> DIRECTIONS FOR THIS TASK: Every line of the records below should be restated exactly.

> INPUT ROWS:
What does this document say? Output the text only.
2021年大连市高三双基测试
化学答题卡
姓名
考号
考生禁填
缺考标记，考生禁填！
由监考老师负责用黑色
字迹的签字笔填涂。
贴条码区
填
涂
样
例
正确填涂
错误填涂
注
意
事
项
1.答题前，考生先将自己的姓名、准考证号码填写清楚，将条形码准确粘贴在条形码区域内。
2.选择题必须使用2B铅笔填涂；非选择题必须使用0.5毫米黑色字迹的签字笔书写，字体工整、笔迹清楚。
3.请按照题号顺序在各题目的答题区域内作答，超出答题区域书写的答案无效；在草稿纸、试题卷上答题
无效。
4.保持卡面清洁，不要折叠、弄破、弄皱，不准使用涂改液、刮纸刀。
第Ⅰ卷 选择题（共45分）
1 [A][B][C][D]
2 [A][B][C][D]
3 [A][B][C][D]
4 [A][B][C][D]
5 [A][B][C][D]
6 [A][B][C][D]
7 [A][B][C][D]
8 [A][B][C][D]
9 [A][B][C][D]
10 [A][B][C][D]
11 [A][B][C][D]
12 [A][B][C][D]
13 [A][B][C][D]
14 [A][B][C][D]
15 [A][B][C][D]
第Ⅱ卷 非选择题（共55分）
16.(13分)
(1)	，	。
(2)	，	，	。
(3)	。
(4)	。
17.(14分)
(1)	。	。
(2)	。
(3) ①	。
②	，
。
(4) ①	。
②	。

> RESPONSE TO THIS EXERCISE:
What does this document say? Output the text only.
2021年大连市高三双基测试
化学答题卡
姓名
考号
考生禁填
缺考标记，考生禁填！
由监考老师负责用黑色
字迹的签字笔填涂。
贴条码区
填
涂
样
例
正确填涂
错误填涂
注
意
事
项
1.答题前，考生先将自己的姓名、准考证号码填写清楚，将条形码准确粘贴在条形码区域内。
2.选择题必须使用2B铅笔填涂；非选择题必须使用0.5毫米黑色字迹的签字笔书写，字体工整、笔迹清楚。
3.请按照题号顺序在各题目的答题区域内作答，超出答题区域书写的答案无效；在草稿纸、试题卷上答题
无效。
4.保持卡面清洁，不要折叠、弄破、弄皱，不准使用涂改液、刮纸刀。
第Ⅰ卷 选择题（共45分）
1 [A][B][C][D]
2 [A][B][C][D]
3 [A][B][C][D]
4 [A][B][C][D]
5 [A][B][C][D]
6 [A][B][C][D]
7 [A][B][C][D]
8 [A][B][C][D]
9 [A][B][C][D]
10 [A][B][C][D]
11 [A][B][C][D]
12 [A][B][C][D]
13 [A][B][C][D]
14 [A][B][C][D]
15 [A][B][C][D]
第Ⅱ卷 非选择题（共55分）
16.(13分)
(1)	，	。
(2)	，	，	。
(3)	。
(4)	。
17.(14分)
(1)	。	。
(2)	。
(3) ①	。
②	，
。
(4) ①	。
②	。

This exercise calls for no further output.